* Begin Extracted records *

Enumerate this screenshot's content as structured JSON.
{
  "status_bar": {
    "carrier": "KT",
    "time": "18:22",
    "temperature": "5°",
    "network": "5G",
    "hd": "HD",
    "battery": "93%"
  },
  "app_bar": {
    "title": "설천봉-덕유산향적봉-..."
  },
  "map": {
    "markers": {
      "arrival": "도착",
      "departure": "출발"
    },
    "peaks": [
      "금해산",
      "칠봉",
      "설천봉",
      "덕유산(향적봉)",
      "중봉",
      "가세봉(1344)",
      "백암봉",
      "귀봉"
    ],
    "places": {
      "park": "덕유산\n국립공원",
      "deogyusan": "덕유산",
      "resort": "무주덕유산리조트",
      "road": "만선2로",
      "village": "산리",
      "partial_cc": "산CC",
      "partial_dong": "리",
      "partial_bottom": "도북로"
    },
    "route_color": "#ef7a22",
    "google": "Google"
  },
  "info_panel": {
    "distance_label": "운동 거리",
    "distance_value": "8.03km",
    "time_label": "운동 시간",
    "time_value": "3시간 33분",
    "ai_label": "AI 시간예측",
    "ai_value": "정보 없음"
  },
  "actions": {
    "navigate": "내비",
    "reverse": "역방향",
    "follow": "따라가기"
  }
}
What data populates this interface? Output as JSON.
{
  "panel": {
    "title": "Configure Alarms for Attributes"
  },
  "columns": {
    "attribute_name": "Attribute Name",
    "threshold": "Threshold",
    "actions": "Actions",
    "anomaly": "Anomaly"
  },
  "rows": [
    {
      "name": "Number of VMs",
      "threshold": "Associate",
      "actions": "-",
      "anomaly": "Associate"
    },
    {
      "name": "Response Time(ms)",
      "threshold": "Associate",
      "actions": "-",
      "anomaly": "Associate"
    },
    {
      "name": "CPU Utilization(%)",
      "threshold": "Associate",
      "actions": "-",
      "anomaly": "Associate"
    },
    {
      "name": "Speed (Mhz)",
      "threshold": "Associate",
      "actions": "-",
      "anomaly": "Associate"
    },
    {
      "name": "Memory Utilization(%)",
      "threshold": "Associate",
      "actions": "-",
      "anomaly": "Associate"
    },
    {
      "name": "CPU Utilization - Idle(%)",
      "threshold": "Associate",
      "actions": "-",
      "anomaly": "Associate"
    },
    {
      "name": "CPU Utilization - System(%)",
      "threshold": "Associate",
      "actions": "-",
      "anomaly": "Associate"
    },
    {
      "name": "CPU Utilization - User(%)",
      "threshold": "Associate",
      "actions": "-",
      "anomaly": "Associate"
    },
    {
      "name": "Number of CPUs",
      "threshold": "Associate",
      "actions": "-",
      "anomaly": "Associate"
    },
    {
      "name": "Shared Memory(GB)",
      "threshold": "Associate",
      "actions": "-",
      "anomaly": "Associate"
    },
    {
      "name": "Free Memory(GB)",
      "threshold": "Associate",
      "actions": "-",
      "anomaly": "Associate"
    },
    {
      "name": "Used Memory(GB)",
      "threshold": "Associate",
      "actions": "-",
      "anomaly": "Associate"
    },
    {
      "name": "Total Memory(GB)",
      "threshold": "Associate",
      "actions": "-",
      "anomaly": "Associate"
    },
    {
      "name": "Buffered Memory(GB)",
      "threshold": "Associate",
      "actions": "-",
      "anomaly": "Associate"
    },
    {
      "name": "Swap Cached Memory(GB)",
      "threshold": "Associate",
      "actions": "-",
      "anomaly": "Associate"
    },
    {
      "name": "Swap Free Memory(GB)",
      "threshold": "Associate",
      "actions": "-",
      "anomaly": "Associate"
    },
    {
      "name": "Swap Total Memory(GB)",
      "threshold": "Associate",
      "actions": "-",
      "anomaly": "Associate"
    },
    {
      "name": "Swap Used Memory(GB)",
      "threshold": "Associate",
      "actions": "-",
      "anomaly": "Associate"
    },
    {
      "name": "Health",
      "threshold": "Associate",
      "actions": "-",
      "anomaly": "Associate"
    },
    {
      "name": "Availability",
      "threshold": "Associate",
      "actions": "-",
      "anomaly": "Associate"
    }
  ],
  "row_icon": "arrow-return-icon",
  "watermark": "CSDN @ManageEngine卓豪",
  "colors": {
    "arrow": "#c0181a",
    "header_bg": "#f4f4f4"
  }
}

* End Extracted records *

The problem
Your task is to repeat the data exactly; please include every line.

Solution to this task
Enumerate this screenshot's content as structured JSON.
{
  "status_bar": {
    "carrier": "KT",
    "time": "18:22",
    "temperature": "5°",
    "network": "5G",
    "hd": "HD",
    "battery": "93%"
  },
  "app_bar": {
    "title": "설천봉-덕유산향적봉-..."
  },
  "map": {
    "markers": {
      "arrival": "도착",
      "departure": "출발"
    },
    "peaks": [
      "금해산",
      "칠봉",
      "설천봉",
      "덕유산(향적봉)",
      "중봉",
      "가세봉(1344)",
      "백암봉",
      "귀봉"
    ],
    "places": {
      "park": "덕유산\n국립공원",
      "deogyusan": "덕유산",
      "resort": "무주덕유산리조트",
      "road": "만선2로",
      "village": "산리",
      "partial_cc": "산CC",
      "partial_dong": "리",
      "partial_bottom": "도북로"
    },
    "route_color": "#ef7a22",
    "google": "Google"
  },
  "info_panel": {
    "distance_label": "운동 거리",
    "distance_value": "8.03km",
    "time_label": "운동 시간",
    "time_value": "3시간 33분",
    "ai_label": "AI 시간예측",
    "ai_value": "정보 없음"
  },
  "actions": {
    "navigate": "내비",
    "reverse": "역방향",
    "follow": "따라가기"
  }
}
What data populates this interface? Output as JSON.
{
  "panel": {
    "title": "Configure Alarms for Attributes"
  },
  "columns": {
    "attribute_name": "Attribute Name",
    "threshold": "Threshold",
    "actions": "Actions",
    "anomaly": "Anomaly"
  },
  "rows": [
    {
      "name": "Number of VMs",
      "threshold": "Associate",
      "actions": "-",
      "anomaly": "Associate"
    },
    {
      "name": "Response Time(ms)",
      "threshold": "Associate",
      "actions": "-",
      "anomaly": "Associate"
    },
    {
      "name": "CPU Utilization(%)",
      "threshold": "Associate",
      "actions": "-",
      "anomaly": "Associate"
    },
    {
      "name": "Speed (Mhz)",
      "threshold": "Associate",
      "actions": "-",
      "anomaly": "Associate"
    },
    {
      "name": "Memory Utilization(%)",
      "threshold": "Associate",
      "actions": "-",
      "anomaly": "Associate"
    },
    {
      "name": "CPU Utilization - Idle(%)",
      "threshold": "Associate",
      "actions": "-",
      "anomaly": "Associate"
    },
    {
      "name": "CPU Utilization - System(%)",
      "threshold": "Associate",
      "actions": "-",
      "anomaly": "Associate"
    },
    {
      "name": "CPU Utilization - User(%)",
      "threshold": "Associate",
      "actions": "-",
      "anomaly": "Associate"
    },
    {
      "name": "Number of CPUs",
      "threshold": "Associate",
      "actions": "-",
      "anomaly": "Associate"
    },
    {
      "name": "Shared Memory(GB)",
      "threshold": "Associate",
      "actions": "-",
      "anomaly": "Associate"
    },
    {
      "name": "Free Memory(GB)",
      "threshold": "Associate",
      "actions": "-",
      "anomaly": "Associate"
    },
    {
      "name": "Used Memory(GB)",
      "threshold": "Associate",
      "actions": "-",
      "anomaly": "Associate"
    },
    {
      "name": "Total Memory(GB)",
      "threshold": "Associate",
      "actions": "-",
      "anomaly": "Associate"
    },
    {
      "name": "Buffered Memory(GB)",
      "threshold": "Associate",
      "actions": "-",
      "anomaly": "Associate"
    },
    {
      "name": "Swap Cached Memory(GB)",
      "threshold": "Associate",
      "actions": "-",
      "anomaly": "Associate"
    },
    {
      "name": "Swap Free Memory(GB)",
      "threshold": "Associate",
      "actions": "-",
      "anomaly": "Associate"
    },
    {
      "name": "Swap Total Memory(GB)",
      "threshold": "Associate",
      "actions": "-",
      "anomaly": "Associate"
    },
    {
      "name": "Swap Used Memory(GB)",
      "threshold": "Associate",
      "actions": "-",
      "anomaly": "Associate"
    },
    {
      "name": "Health",
      "threshold": "Associate",
      "actions": "-",
      "anomaly": "Associate"
    },
    {
      "name": "Availability",
      "threshold": "Associate",
      "actions": "-",
      "anomaly": "Associate"
    }
  ],
  "row_icon": "arrow-return-icon",
  "watermark": "CSDN @ManageEngine卓豪",
  "colors": {
    "arrow": "#c0181a",
    "header_bg": "#f4f4f4"
  }
}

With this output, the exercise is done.